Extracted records
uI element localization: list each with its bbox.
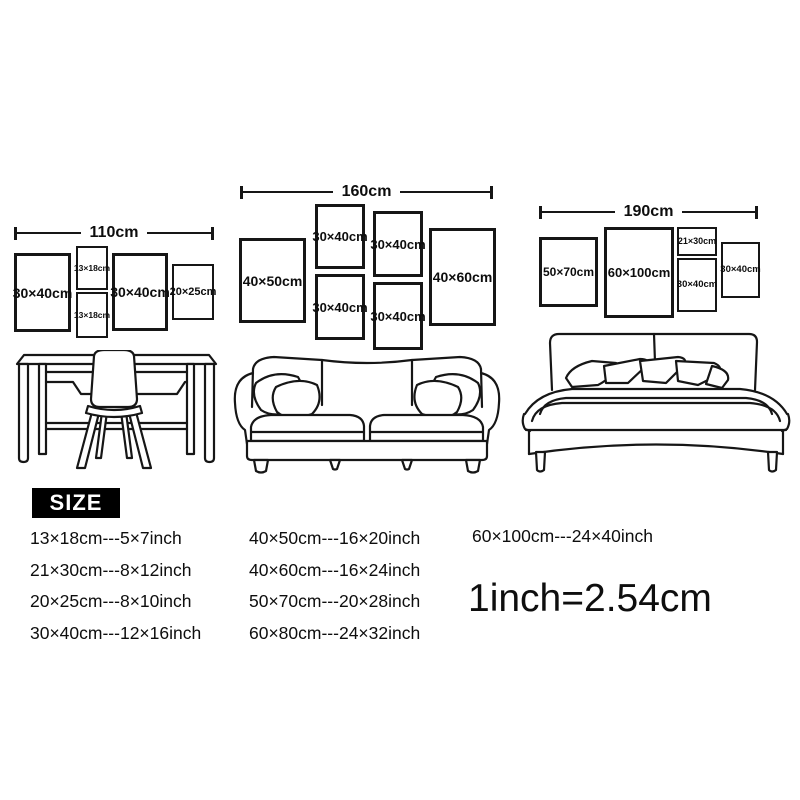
size-row: 20×25cm---8×10inch (30, 586, 201, 618)
size-heading: SIZE (32, 488, 120, 518)
size-row: 40×60cm---16×24inch (249, 555, 420, 587)
size-row: 21×30cm---8×12inch (30, 555, 201, 587)
size-row: 50×70cm---20×28inch (249, 586, 420, 618)
size-column-2: 40×50cm---16×20inch 40×60cm---16×24inch … (249, 523, 420, 649)
size-row: 40×50cm---16×20inch (249, 523, 420, 555)
size-column-3: 60×100cm---24×40inch (472, 521, 653, 553)
size-row: 60×100cm---24×40inch (472, 521, 653, 553)
size-row: 13×18cm---5×7inch (30, 523, 201, 555)
inch-cm-conversion: 1inch=2.54cm (468, 577, 712, 621)
size-row: 60×80cm---24×32inch (249, 618, 420, 650)
size-legend: SIZE 13×18cm---5×7inch 21×30cm---8×12inc… (0, 0, 800, 800)
size-row: 30×40cm---12×16inch (30, 618, 201, 650)
wall-art-size-chart: 110cm 30×40cm 13×18cm 13×18cm 30×40cm 20… (0, 0, 800, 800)
size-column-1: 13×18cm---5×7inch 21×30cm---8×12inch 20×… (30, 523, 201, 649)
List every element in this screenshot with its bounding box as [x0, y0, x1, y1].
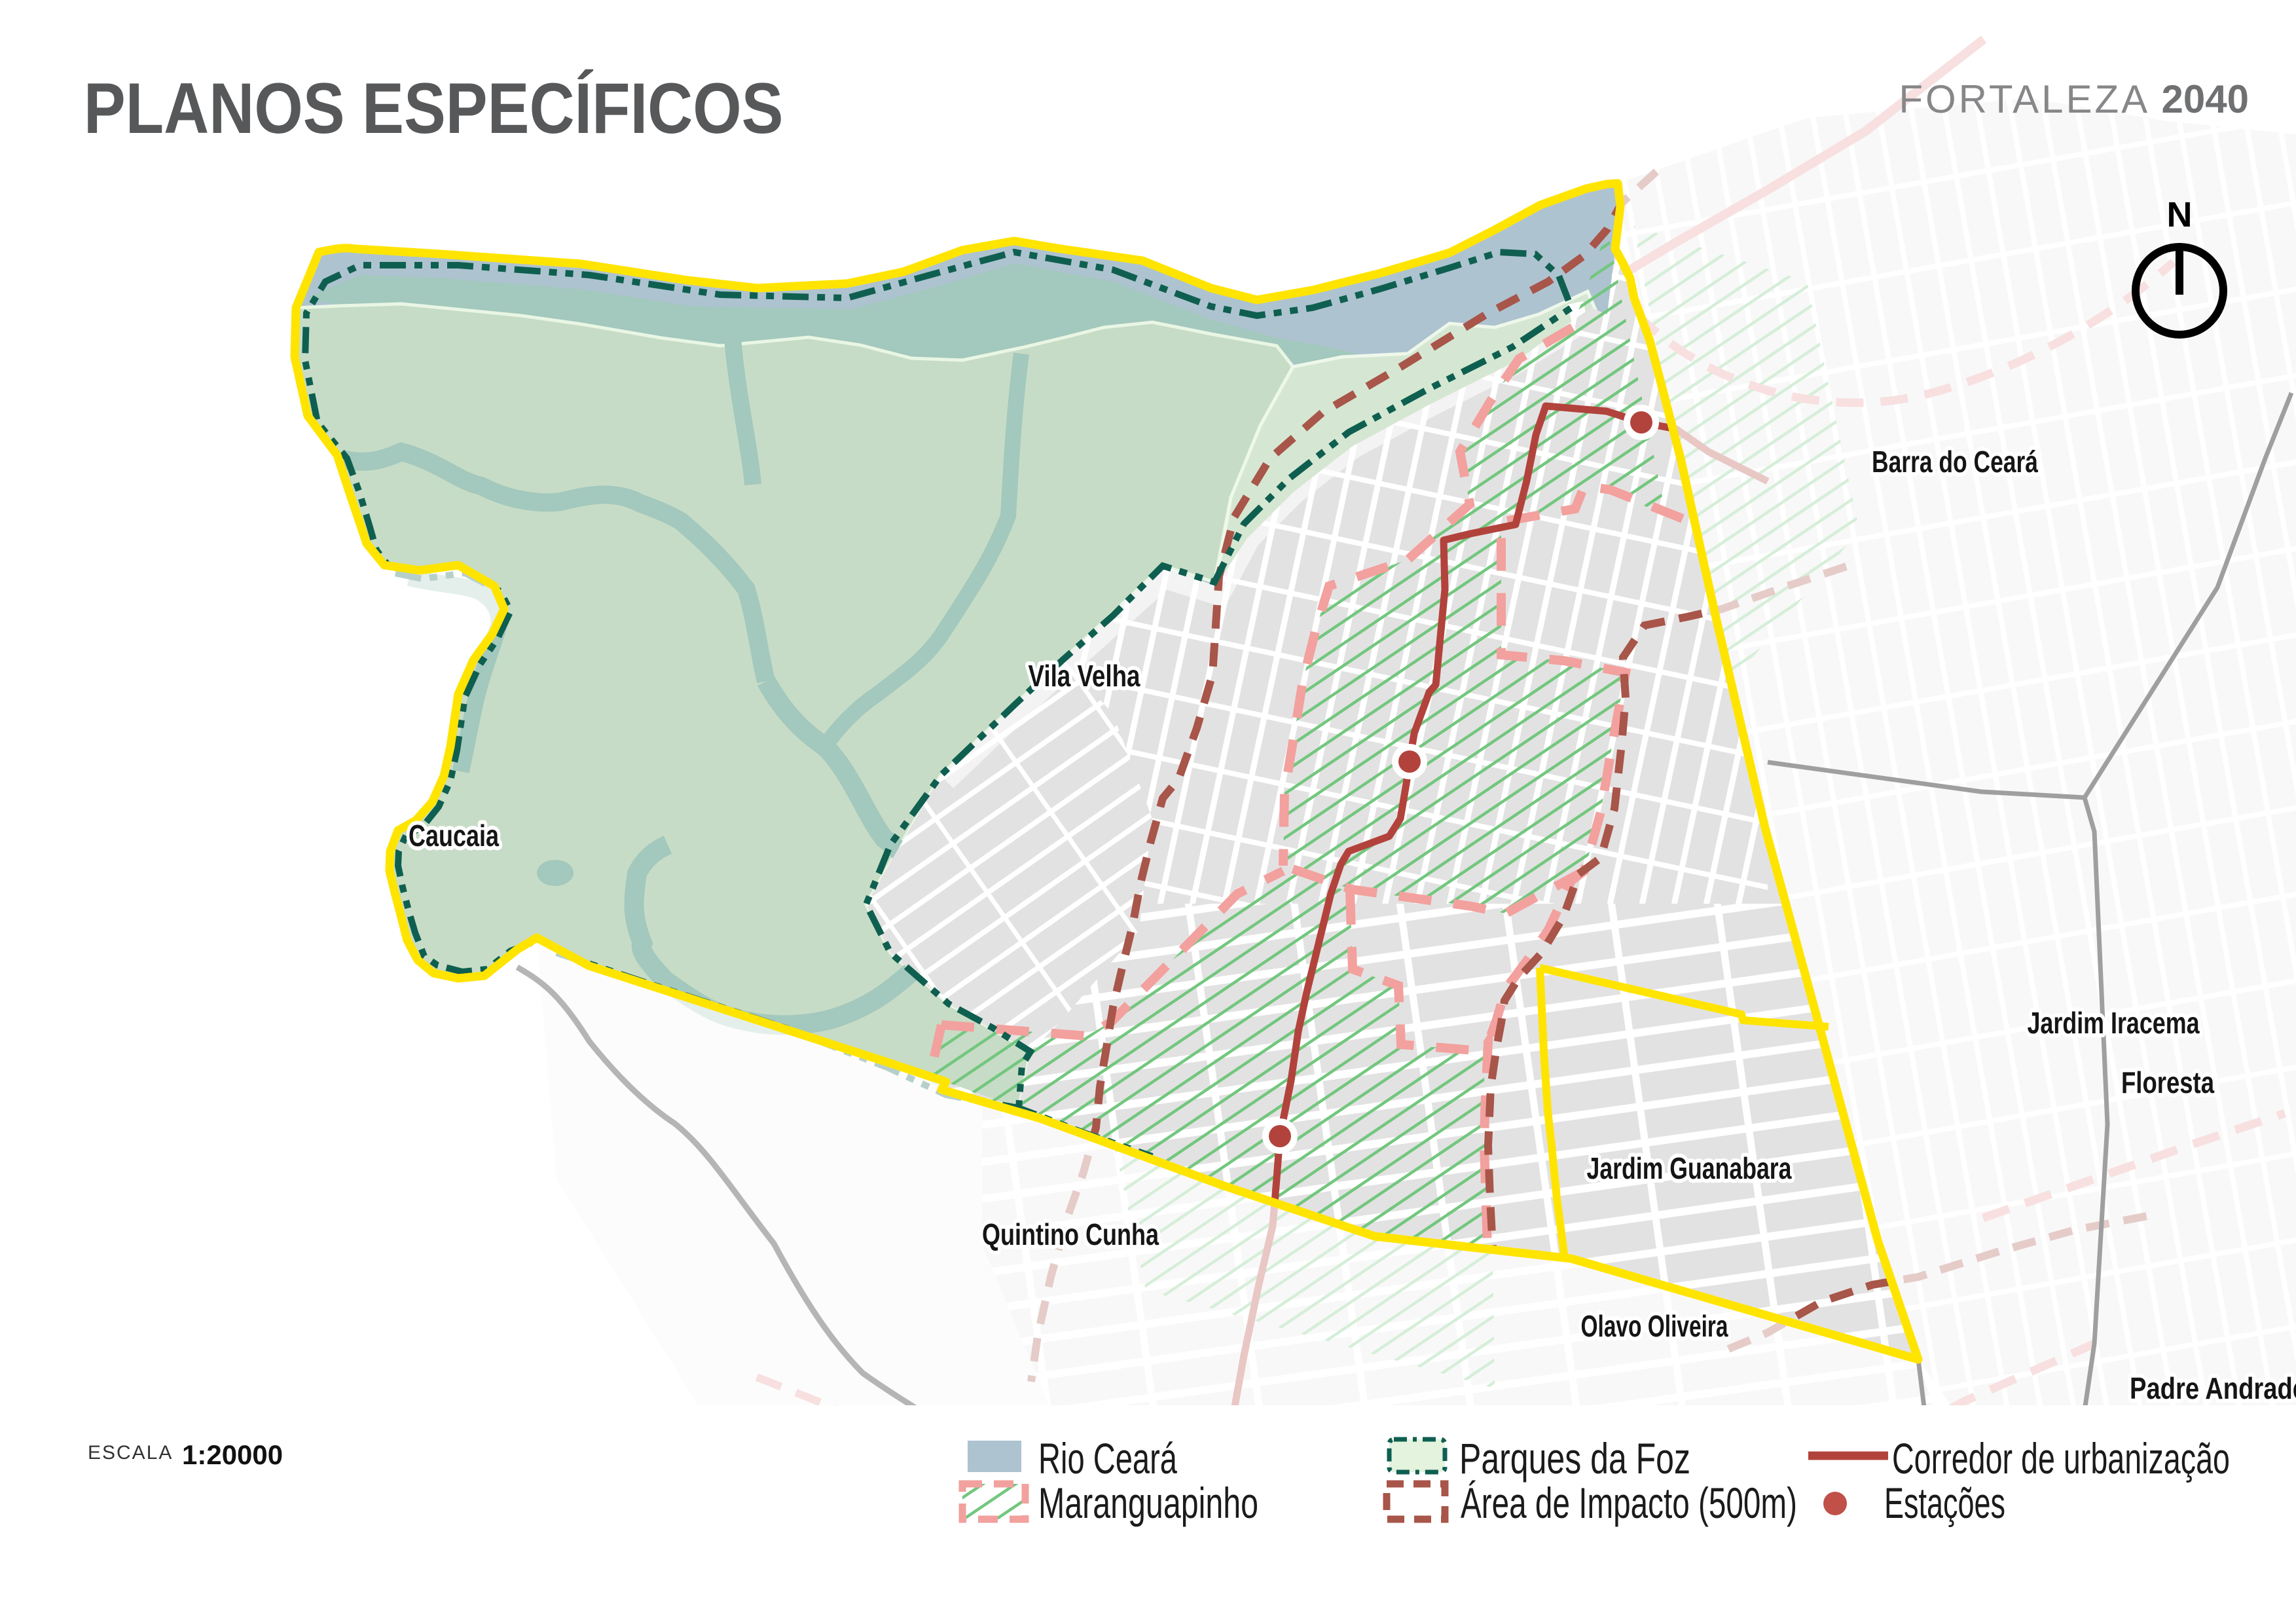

• **Written exercise**:
Rewrite all of the records above with "size-row" changed to "size-entry" wherever it occurs, leaving everything else as it is, and omit the pictures.

• **Output**:
uI element localization: list each with its bbox.
size-entry: 20×25cm---8×10inch (30, 586, 201, 618)
size-heading: SIZE (32, 488, 120, 518)
size-entry: 40×60cm---16×24inch (249, 555, 420, 587)
size-entry: 21×30cm---8×12inch (30, 555, 201, 587)
size-entry: 50×70cm---20×28inch (249, 586, 420, 618)
size-column-2: 40×50cm---16×20inch 40×60cm---16×24inch … (249, 523, 420, 649)
size-entry: 40×50cm---16×20inch (249, 523, 420, 555)
size-column-3: 60×100cm---24×40inch (472, 521, 653, 553)
size-entry: 60×100cm---24×40inch (472, 521, 653, 553)
size-entry: 13×18cm---5×7inch (30, 523, 201, 555)
inch-cm-conversion: 1inch=2.54cm (468, 577, 712, 621)
size-entry: 60×80cm---24×32inch (249, 618, 420, 650)
size-legend: SIZE 13×18cm---5×7inch 21×30cm---8×12inc… (0, 0, 800, 800)
size-entry: 30×40cm---12×16inch (30, 618, 201, 650)
wall-art-size-chart: 110cm 30×40cm 13×18cm 13×18cm 30×40cm 20… (0, 0, 800, 800)
size-column-1: 13×18cm---5×7inch 21×30cm---8×12inch 20×… (30, 523, 201, 649)
List every element in this screenshot with its bounding box as [x0, y0, x1, y1].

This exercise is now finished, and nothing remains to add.